● GOAL OF THE EXERCISE: Return every record below exactly as written, but leave out the pictures.

* START MATERIAL FOR THIS EXERCISE *

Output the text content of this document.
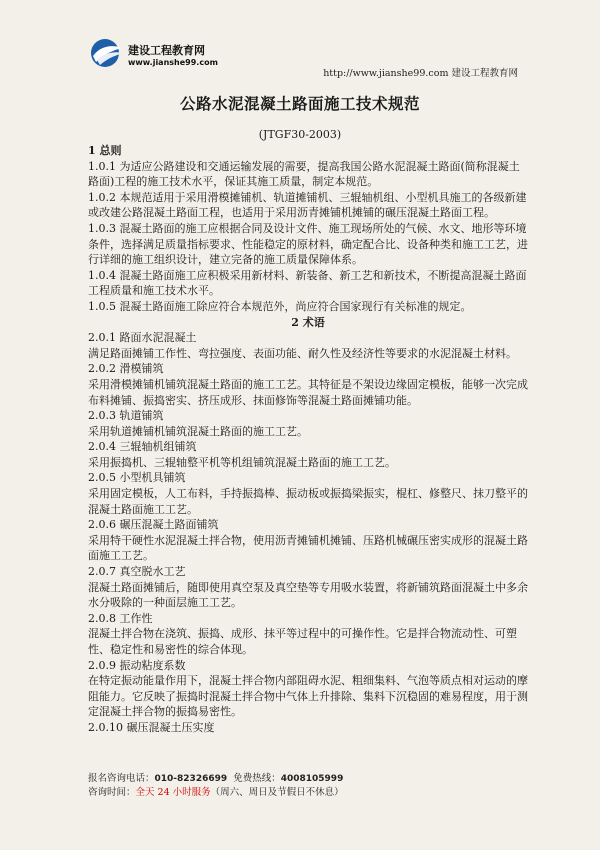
建设工程教育网
www.jianshe99.com
http://www.jianshe99.com 建设工程教育网
公路水泥混凝土路面施工技术规范
(JTGF30-2003)

1 总则

1.0.1 为适应公路建设和交通运输发展的需要，提高我国公路水泥混凝土路面(简称混凝土路面)工程的施工技术水平，保证其施工质量，制定本规范。

1.0.2 本规范适用于采用滑模摊铺机、轨道摊铺机、三辊轴机组、小型机具施工的各级新建或改建公路混凝土路面工程，也适用于采用沥青摊铺机摊铺的碾压混凝土路面工程。

1.0.3 混凝土路面的施工应根据合同及设计文件、施工现场所处的气候、水文、地形等环境条件，选择满足质量指标要求、性能稳定的原材料，确定配合比、设备种类和施工工艺，进行详细的施工组织设计，建立完备的施工质量保障体系。

1.0.4 混凝土路面施工应积极采用新材料、新装备、新工艺和新技术，不断提高混凝土路面工程质量和施工技术水平。

1.0.5 混凝土路面施工除应符合本规范外，尚应符合国家现行有关标准的规定。

2 术语

2.0.1 路面水泥混凝土

满足路面摊铺工作性、弯拉强度、表面功能、耐久性及经济性等要求的水泥混凝土材料。

2.0.2 滑模铺筑

采用滑模摊铺机铺筑混凝土路面的施工工艺。其特征是不架设边缘固定模板，能够一次完成布料摊铺、振捣密实、挤压成形、抹面修饰等混凝土路面摊铺功能。

2.0.3 轨道铺筑

采用轨道摊铺机铺筑混凝土路面的施工工艺。

2.0.4 三辊轴机组铺筑

采用振捣机、三辊轴整平机等机组铺筑混凝土路面的施工工艺。

2.0.5 小型机具铺筑

采用固定模板，人工布料，手持振捣棒、振动板或振捣梁振实，棍杠、修整尺、抹刀整平的混凝土路面施工工艺。

2.0.6 碾压混凝土路面铺筑

采用特干硬性水泥混凝土拌合物，使用沥青摊铺机摊铺、压路机械碾压密实成形的混凝土路面施工工艺。

2.0.7 真空脱水工艺

混凝土路面摊铺后，随即使用真空泵及真空垫等专用吸水装置，将新铺筑路面混凝土中多余水分吸除的一种面层施工工艺。

2.0.8 工作性

混凝土拌合物在浇筑、振捣、成形、抹平等过程中的可操作性。它是拌合物流动性、可塑性、稳定性和易密性的综合体现。

2.0.9 振动粘度系数

在特定振动能量作用下，混凝土拌合物内部阻碍水泥、粗细集料、气泡等质点相对运动的摩阻能力。它反映了振捣时混凝土拌合物中气体上升排除、集料下沉稳固的难易程度，用于测定混凝土拌合物的振捣易密性。

2.0.10 碾压混凝土压实度

报名咨询电话：010-82326699 免费热线：4008105999
咨询时间：全天 24 小时服务（周六、周日及节假日不休息）
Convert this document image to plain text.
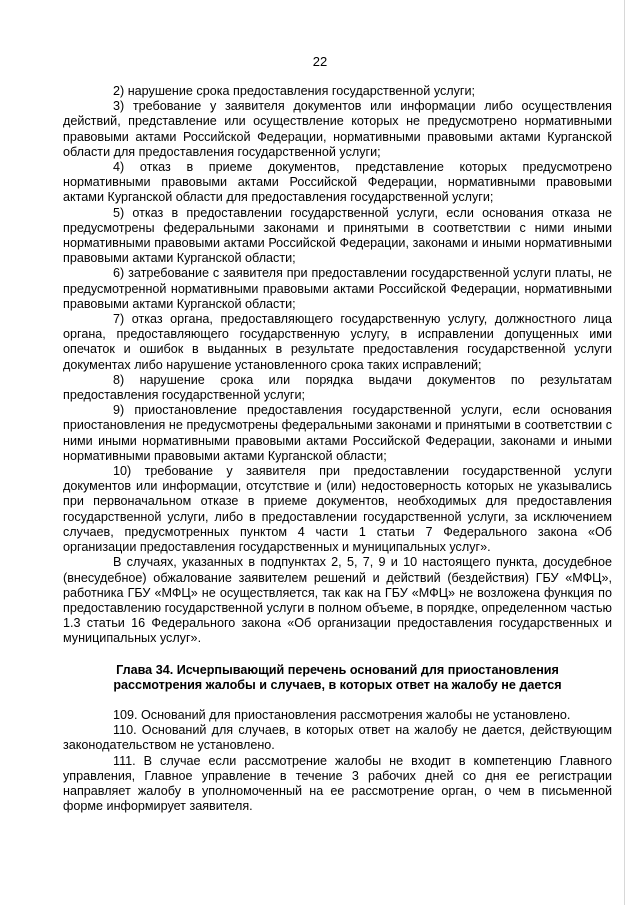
22

2) нарушение срока предоставления государственной услуги;

3) требование у заявителя документов или информации либо осуществления действий, представление или осуществление которых не предусмотрено нормативными правовыми актами Российской Федерации, нормативными правовыми актами Курганской области для предоставления государственной услуги;

4) отказ в приеме документов, представление которых предусмотрено нормативными правовыми актами Российской Федерации, нормативными правовыми актами Курганской области для предоставления государственной услуги;

5) отказ в предоставлении государственной услуги, если основания отказа не предусмотрены федеральными законами и принятыми в соответствии с ними иными нормативными правовыми актами Российской Федерации, законами и иными нормативными правовыми актами Курганской области;

6) затребование с заявителя при предоставлении государственной услуги платы, не предусмотренной нормативными правовыми актами Российской Федерации, нормативными правовыми актами Курганской области;

7) отказ органа, предоставляющего государственную услугу, должностного лица органа, предоставляющего государственную услугу, в исправлении допущенных ими опечаток и ошибок в выданных в результате предоставления государственной услуги документах либо нарушение установленного срока таких исправлений;

8) нарушение срока или порядка выдачи документов по результатам предоставления государственной услуги;

9) приостановление предоставления государственной услуги, если основания приостановления не предусмотрены федеральными законами и принятыми в соответствии с ними иными нормативными правовыми актами Российской Федерации, законами и иными нормативными правовыми актами Курганской области;

10) требование у заявителя при предоставлении государственной услуги документов или информации, отсутствие и (или) недостоверность которых не указывались при первоначальном отказе в приеме документов, необходимых для предоставления государственной услуги, либо в предоставлении государственной услуги, за исключением случаев, предусмотренных пунктом 4 части 1 статьи 7 Федерального закона «Об организации предоставления государственных и муниципальных услуг».

В случаях, указанных в подпунктах 2, 5, 7, 9 и 10 настоящего пункта, досудебное (внесудебное) обжалование заявителем решений и действий (бездействия) ГБУ «МФЦ», работника ГБУ «МФЦ» не осуществляется, так как на ГБУ «МФЦ» не возложена функция по предоставлению государственной услуги в полном объеме, в порядке, определенном частью 1.3 статьи 16 Федерального закона «Об организации предоставления государственных и муниципальных услуг».

Глава 34. Исчерпывающий перечень оснований для приостановления

рассмотрения жалобы и случаев, в которых ответ на жалобу не дается

109. Оснований для приостановления рассмотрения жалобы не установлено.

110. Оснований для случаев, в которых ответ на жалобу не дается, действующим законодательством не установлено.

111. В случае если рассмотрение жалобы не входит в компетенцию Главного управления, Главное управление в течение 3 рабочих дней со дня ее регистрации направляет жалобу в уполномоченный на ее рассмотрение орган, о чем в письменной форме информирует заявителя.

* END MATERIAL FOR THIS EXERCISE *

● TASK ANSWER:
Output the text content of this document.
建设工程教育网
www.jianshe99.com
http://www.jianshe99.com 建设工程教育网
公路水泥混凝土路面施工技术规范
(JTGF30-2003)

1 总则

1.0.1 为适应公路建设和交通运输发展的需要，提高我国公路水泥混凝土路面(简称混凝土路面)工程的施工技术水平，保证其施工质量，制定本规范。

1.0.2 本规范适用于采用滑模摊铺机、轨道摊铺机、三辊轴机组、小型机具施工的各级新建或改建公路混凝土路面工程，也适用于采用沥青摊铺机摊铺的碾压混凝土路面工程。

1.0.3 混凝土路面的施工应根据合同及设计文件、施工现场所处的气候、水文、地形等环境条件，选择满足质量指标要求、性能稳定的原材料，确定配合比、设备种类和施工工艺，进行详细的施工组织设计，建立完备的施工质量保障体系。

1.0.4 混凝土路面施工应积极采用新材料、新装备、新工艺和新技术，不断提高混凝土路面工程质量和施工技术水平。

1.0.5 混凝土路面施工除应符合本规范外，尚应符合国家现行有关标准的规定。

2 术语

2.0.1 路面水泥混凝土

满足路面摊铺工作性、弯拉强度、表面功能、耐久性及经济性等要求的水泥混凝土材料。

2.0.2 滑模铺筑

采用滑模摊铺机铺筑混凝土路面的施工工艺。其特征是不架设边缘固定模板，能够一次完成布料摊铺、振捣密实、挤压成形、抹面修饰等混凝土路面摊铺功能。

2.0.3 轨道铺筑

采用轨道摊铺机铺筑混凝土路面的施工工艺。

2.0.4 三辊轴机组铺筑

采用振捣机、三辊轴整平机等机组铺筑混凝土路面的施工工艺。

2.0.5 小型机具铺筑

采用固定模板，人工布料，手持振捣棒、振动板或振捣梁振实，棍杠、修整尺、抹刀整平的混凝土路面施工工艺。

2.0.6 碾压混凝土路面铺筑

采用特干硬性水泥混凝土拌合物，使用沥青摊铺机摊铺、压路机械碾压密实成形的混凝土路面施工工艺。

2.0.7 真空脱水工艺

混凝土路面摊铺后，随即使用真空泵及真空垫等专用吸水装置，将新铺筑路面混凝土中多余水分吸除的一种面层施工工艺。

2.0.8 工作性

混凝土拌合物在浇筑、振捣、成形、抹平等过程中的可操作性。它是拌合物流动性、可塑性、稳定性和易密性的综合体现。

2.0.9 振动粘度系数

在特定振动能量作用下，混凝土拌合物内部阻碍水泥、粗细集料、气泡等质点相对运动的摩阻能力。它反映了振捣时混凝土拌合物中气体上升排除、集料下沉稳固的难易程度，用于测定混凝土拌合物的振捣易密性。

2.0.10 碾压混凝土压实度

报名咨询电话：010-82326699 免费热线：4008105999
咨询时间：全天 24 小时服务（周六、周日及节假日不休息）
Convert this document image to plain text.
22

2) нарушение срока предоставления государственной услуги;

3) требование у заявителя документов или информации либо осуществления действий, представление или осуществление которых не предусмотрено нормативными правовыми актами Российской Федерации, нормативными правовыми актами Курганской области для предоставления государственной услуги;

4) отказ в приеме документов, представление которых предусмотрено нормативными правовыми актами Российской Федерации, нормативными правовыми актами Курганской области для предоставления государственной услуги;

5) отказ в предоставлении государственной услуги, если основания отказа не предусмотрены федеральными законами и принятыми в соответствии с ними иными нормативными правовыми актами Российской Федерации, законами и иными нормативными правовыми актами Курганской области;

6) затребование с заявителя при предоставлении государственной услуги платы, не предусмотренной нормативными правовыми актами Российской Федерации, нормативными правовыми актами Курганской области;

7) отказ органа, предоставляющего государственную услугу, должностного лица органа, предоставляющего государственную услугу, в исправлении допущенных ими опечаток и ошибок в выданных в результате предоставления государственной услуги документах либо нарушение установленного срока таких исправлений;

8) нарушение срока или порядка выдачи документов по результатам предоставления государственной услуги;

9) приостановление предоставления государственной услуги, если основания приостановления не предусмотрены федеральными законами и принятыми в соответствии с ними иными нормативными правовыми актами Российской Федерации, законами и иными нормативными правовыми актами Курганской области;

10) требование у заявителя при предоставлении государственной услуги документов или информации, отсутствие и (или) недостоверность которых не указывались при первоначальном отказе в приеме документов, необходимых для предоставления государственной услуги, либо в предоставлении государственной услуги, за исключением случаев, предусмотренных пунктом 4 части 1 статьи 7 Федерального закона «Об организации предоставления государственных и муниципальных услуг».

В случаях, указанных в подпунктах 2, 5, 7, 9 и 10 настоящего пункта, досудебное (внесудебное) обжалование заявителем решений и действий (бездействия) ГБУ «МФЦ», работника ГБУ «МФЦ» не осуществляется, так как на ГБУ «МФЦ» не возложена функция по предоставлению государственной услуги в полном объеме, в порядке, определенном частью 1.3 статьи 16 Федерального закона «Об организации предоставления государственных и муниципальных услуг».

Глава 34. Исчерпывающий перечень оснований для приостановления

рассмотрения жалобы и случаев, в которых ответ на жалобу не дается

109. Оснований для приостановления рассмотрения жалобы не установлено.

110. Оснований для случаев, в которых ответ на жалобу не дается, действующим законодательством не установлено.

111. В случае если рассмотрение жалобы не входит в компетенцию Главного управления, Главное управление в течение 3 рабочих дней со дня ее регистрации направляет жалобу в уполномоченный на ее рассмотрение орган, о чем в письменной форме информирует заявителя.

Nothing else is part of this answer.